### WHAT TO WORK ON
Go over the lines below, and when one contains the word "from", copy it.

### THE DATA
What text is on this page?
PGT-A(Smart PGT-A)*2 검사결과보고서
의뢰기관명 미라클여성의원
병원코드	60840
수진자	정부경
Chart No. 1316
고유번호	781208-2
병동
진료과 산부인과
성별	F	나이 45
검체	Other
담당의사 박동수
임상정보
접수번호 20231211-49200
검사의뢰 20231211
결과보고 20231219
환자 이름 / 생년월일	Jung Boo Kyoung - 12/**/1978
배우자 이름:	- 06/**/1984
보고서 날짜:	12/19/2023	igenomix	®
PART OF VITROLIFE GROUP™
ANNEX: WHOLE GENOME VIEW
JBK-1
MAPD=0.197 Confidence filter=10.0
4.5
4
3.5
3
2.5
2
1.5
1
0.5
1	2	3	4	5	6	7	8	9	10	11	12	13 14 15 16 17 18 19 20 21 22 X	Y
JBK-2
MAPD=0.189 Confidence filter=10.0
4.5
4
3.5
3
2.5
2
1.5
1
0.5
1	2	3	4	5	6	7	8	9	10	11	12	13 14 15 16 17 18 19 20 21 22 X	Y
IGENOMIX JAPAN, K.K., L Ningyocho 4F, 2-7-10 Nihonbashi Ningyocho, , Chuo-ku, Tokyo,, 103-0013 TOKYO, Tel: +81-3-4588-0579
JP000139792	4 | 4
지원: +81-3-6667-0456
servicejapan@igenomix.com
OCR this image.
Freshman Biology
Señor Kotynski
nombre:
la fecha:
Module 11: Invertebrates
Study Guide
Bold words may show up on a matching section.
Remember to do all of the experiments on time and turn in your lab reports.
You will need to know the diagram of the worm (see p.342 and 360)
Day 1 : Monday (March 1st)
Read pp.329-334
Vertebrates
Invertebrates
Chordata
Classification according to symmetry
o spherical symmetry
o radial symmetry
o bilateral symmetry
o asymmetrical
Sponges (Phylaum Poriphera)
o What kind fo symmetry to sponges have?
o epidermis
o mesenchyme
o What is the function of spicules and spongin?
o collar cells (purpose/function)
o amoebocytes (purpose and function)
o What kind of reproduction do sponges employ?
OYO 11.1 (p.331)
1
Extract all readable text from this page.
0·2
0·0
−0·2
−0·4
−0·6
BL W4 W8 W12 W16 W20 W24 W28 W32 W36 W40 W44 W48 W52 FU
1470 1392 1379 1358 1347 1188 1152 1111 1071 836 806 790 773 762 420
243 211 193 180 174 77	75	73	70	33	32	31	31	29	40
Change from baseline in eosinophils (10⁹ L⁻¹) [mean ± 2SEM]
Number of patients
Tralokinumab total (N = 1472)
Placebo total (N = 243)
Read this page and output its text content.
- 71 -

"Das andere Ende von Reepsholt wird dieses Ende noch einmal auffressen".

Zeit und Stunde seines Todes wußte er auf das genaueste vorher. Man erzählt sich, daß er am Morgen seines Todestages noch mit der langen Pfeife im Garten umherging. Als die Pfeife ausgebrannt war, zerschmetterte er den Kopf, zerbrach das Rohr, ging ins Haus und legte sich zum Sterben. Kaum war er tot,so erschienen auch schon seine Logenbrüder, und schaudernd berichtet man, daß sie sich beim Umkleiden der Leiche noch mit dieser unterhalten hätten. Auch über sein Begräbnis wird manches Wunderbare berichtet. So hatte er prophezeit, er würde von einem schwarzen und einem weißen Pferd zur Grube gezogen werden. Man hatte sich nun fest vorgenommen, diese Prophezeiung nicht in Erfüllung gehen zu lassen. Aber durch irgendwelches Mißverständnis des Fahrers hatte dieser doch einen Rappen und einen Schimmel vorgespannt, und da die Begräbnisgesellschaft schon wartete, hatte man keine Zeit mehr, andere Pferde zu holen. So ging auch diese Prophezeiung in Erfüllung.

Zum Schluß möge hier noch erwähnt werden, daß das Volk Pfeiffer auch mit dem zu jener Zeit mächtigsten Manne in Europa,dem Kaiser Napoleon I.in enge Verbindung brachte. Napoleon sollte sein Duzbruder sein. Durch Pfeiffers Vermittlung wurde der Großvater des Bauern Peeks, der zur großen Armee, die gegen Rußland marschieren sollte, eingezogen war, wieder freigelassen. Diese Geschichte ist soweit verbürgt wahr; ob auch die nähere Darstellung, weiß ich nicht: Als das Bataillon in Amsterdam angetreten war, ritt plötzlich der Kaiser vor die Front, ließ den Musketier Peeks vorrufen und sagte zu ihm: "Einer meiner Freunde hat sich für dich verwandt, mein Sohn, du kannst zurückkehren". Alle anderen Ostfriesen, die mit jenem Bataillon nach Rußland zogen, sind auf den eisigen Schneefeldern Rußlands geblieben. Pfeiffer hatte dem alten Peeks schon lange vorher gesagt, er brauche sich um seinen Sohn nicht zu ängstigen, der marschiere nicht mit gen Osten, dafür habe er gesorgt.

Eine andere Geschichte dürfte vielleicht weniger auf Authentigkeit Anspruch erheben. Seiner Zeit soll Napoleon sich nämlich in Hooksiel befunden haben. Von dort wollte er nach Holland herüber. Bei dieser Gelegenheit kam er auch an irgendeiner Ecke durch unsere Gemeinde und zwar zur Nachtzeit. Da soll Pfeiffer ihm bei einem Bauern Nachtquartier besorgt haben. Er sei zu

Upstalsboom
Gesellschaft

### TASK ANSWER
Extract all readable text from this page.
Change from baseline in eosinophils (10⁹ L⁻¹) [mean ± 2SEM]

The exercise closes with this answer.